INSTRUCTIONS FOR THE TASK: Return every record below exactly as written, but leave out the pictures.
::: LISTED ENTRIES
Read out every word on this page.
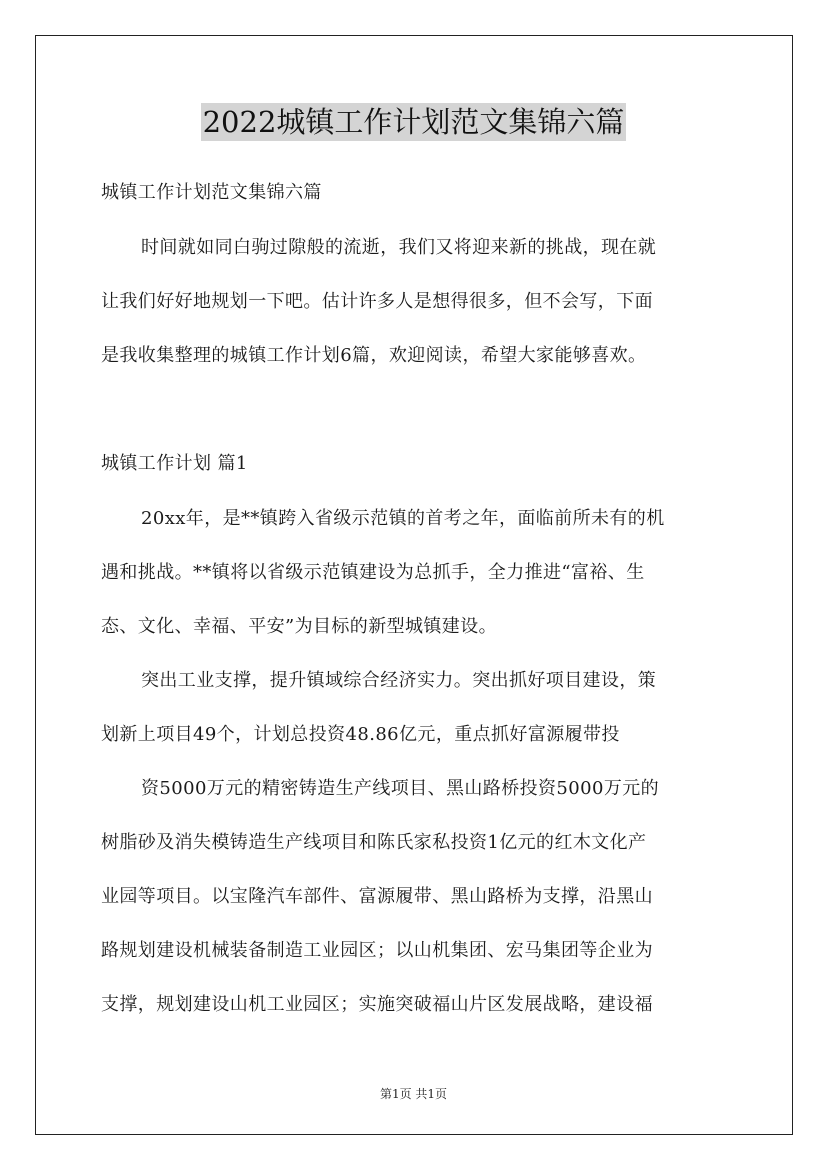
2022城镇工作计划范文集锦六篇
城镇工作计划范文集锦六篇
时间就如同白驹过隙般的流逝，我们又将迎来新的挑战，现在就
让我们好好地规划一下吧。估计许多人是想得很多，但不会写，下面
是我收集整理的城镇工作计划6篇，欢迎阅读，希望大家能够喜欢。
城镇工作计划 篇1
20xx年，是**镇跨入省级示范镇的首考之年，面临前所未有的机
遇和挑战。**镇将以省级示范镇建设为总抓手，全力推进“富裕、生
态、文化、幸福、平安”为目标的新型城镇建设。
突出工业支撑，提升镇域综合经济实力。突出抓好项目建设，策
划新上项目49个，计划总投资48.86亿元，重点抓好富源履带投
资5000万元的精密铸造生产线项目、黑山路桥投资5000万元的
树脂砂及消失模铸造生产线项目和陈氏家私投资1亿元的红木文化产
业园等项目。以宝隆汽车部件、富源履带、黑山路桥为支撑，沿黑山
路规划建设机械装备制造工业园区；以山机集团、宏马集团等企业为
支撑，规划建设山机工业园区；实施突破福山片区发展战略，建设福
第1页 共1页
::::::
RESPONSE BELOW:
Read out every word on this page.
2022城镇工作计划范文集锦六篇
城镇工作计划范文集锦六篇
时间就如同白驹过隙般的流逝，我们又将迎来新的挑战，现在就
让我们好好地规划一下吧。估计许多人是想得很多，但不会写，下面
是我收集整理的城镇工作计划6篇，欢迎阅读，希望大家能够喜欢。
城镇工作计划 篇1
20xx年，是**镇跨入省级示范镇的首考之年，面临前所未有的机
遇和挑战。**镇将以省级示范镇建设为总抓手，全力推进“富裕、生
态、文化、幸福、平安”为目标的新型城镇建设。
突出工业支撑，提升镇域综合经济实力。突出抓好项目建设，策
划新上项目49个，计划总投资48.86亿元，重点抓好富源履带投
资5000万元的精密铸造生产线项目、黑山路桥投资5000万元的
树脂砂及消失模铸造生产线项目和陈氏家私投资1亿元的红木文化产
业园等项目。以宝隆汽车部件、富源履带、黑山路桥为支撑，沿黑山
路规划建设机械装备制造工业园区；以山机集团、宏马集团等企业为
支撑，规划建设山机工业园区；实施突破福山片区发展战略，建设福
第1页 共1页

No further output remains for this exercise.